**THE REQUEST:** Quote all lines below exactly. Images stay out.

**INFORMATION PROVIDED:**
^^^^
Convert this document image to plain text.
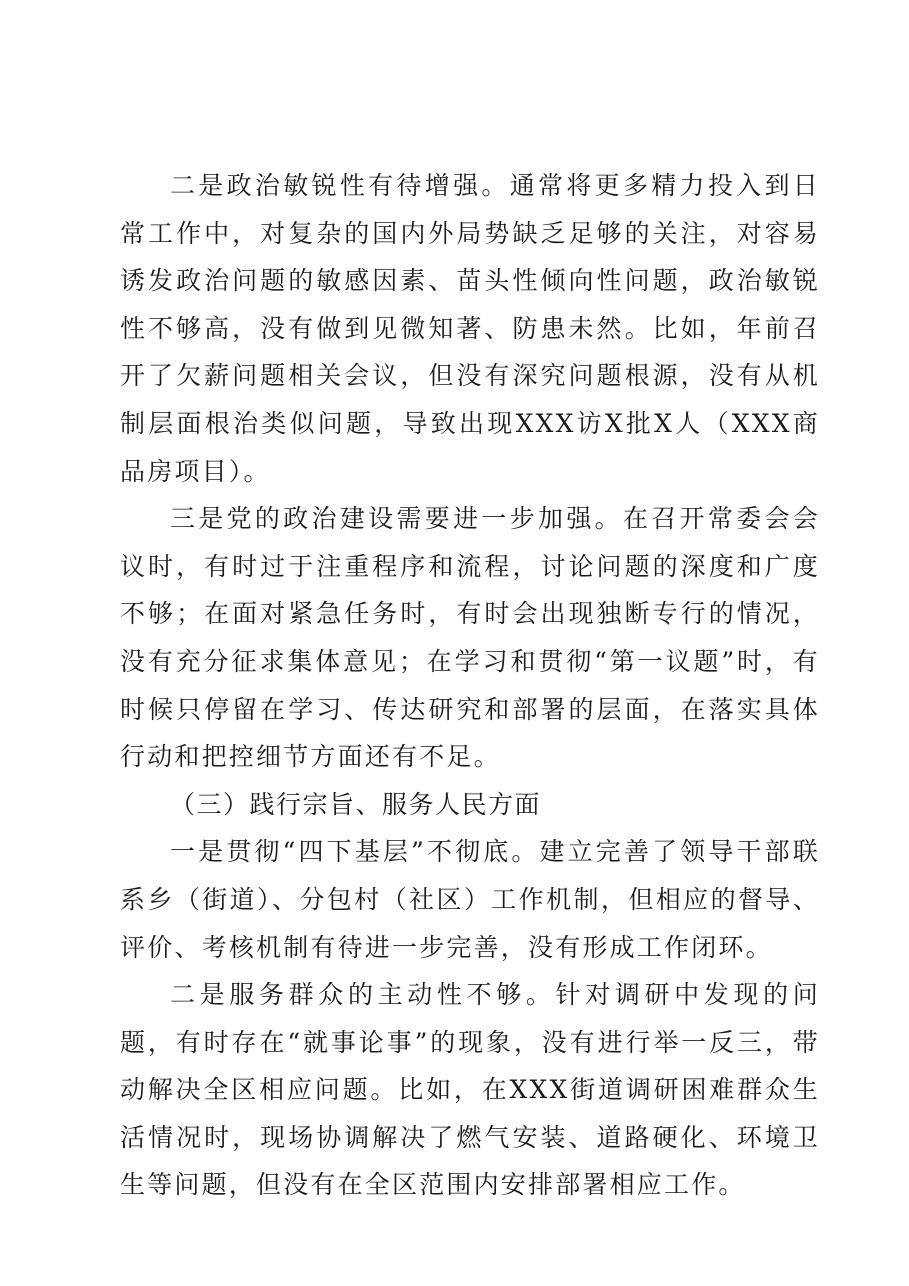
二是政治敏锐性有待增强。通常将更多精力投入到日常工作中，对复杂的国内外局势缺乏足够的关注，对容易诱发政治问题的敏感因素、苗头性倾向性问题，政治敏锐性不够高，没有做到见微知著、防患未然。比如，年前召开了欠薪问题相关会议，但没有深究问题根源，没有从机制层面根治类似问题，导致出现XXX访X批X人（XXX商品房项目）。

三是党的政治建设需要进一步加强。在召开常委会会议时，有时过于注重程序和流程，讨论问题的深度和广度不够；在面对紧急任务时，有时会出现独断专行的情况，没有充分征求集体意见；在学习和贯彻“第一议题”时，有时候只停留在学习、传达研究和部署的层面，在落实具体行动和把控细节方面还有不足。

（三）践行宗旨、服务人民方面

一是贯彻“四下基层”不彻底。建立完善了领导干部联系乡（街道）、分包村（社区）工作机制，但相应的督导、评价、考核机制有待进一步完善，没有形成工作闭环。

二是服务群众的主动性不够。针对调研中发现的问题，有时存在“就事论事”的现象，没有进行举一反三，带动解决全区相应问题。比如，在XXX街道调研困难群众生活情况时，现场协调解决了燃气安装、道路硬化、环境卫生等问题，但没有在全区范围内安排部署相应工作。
^^^^
**EXPECTED OUTPUT:**
Convert this document image to plain text.
二是政治敏锐性有待增强。通常将更多精力投入到日常工作中，对复杂的国内外局势缺乏足够的关注，对容易诱发政治问题的敏感因素、苗头性倾向性问题，政治敏锐性不够高，没有做到见微知著、防患未然。比如，年前召开了欠薪问题相关会议，但没有深究问题根源，没有从机制层面根治类似问题，导致出现XXX访X批X人（XXX商品房项目）。

三是党的政治建设需要进一步加强。在召开常委会会议时，有时过于注重程序和流程，讨论问题的深度和广度不够；在面对紧急任务时，有时会出现独断专行的情况，没有充分征求集体意见；在学习和贯彻“第一议题”时，有时候只停留在学习、传达研究和部署的层面，在落实具体行动和把控细节方面还有不足。

（三）践行宗旨、服务人民方面

一是贯彻“四下基层”不彻底。建立完善了领导干部联系乡（街道）、分包村（社区）工作机制，但相应的督导、评价、考核机制有待进一步完善，没有形成工作闭环。

二是服务群众的主动性不够。针对调研中发现的问题，有时存在“就事论事”的现象，没有进行举一反三，带动解决全区相应问题。比如，在XXX街道调研困难群众生活情况时，现场协调解决了燃气安装、道路硬化、环境卫生等问题，但没有在全区范围内安排部署相应工作。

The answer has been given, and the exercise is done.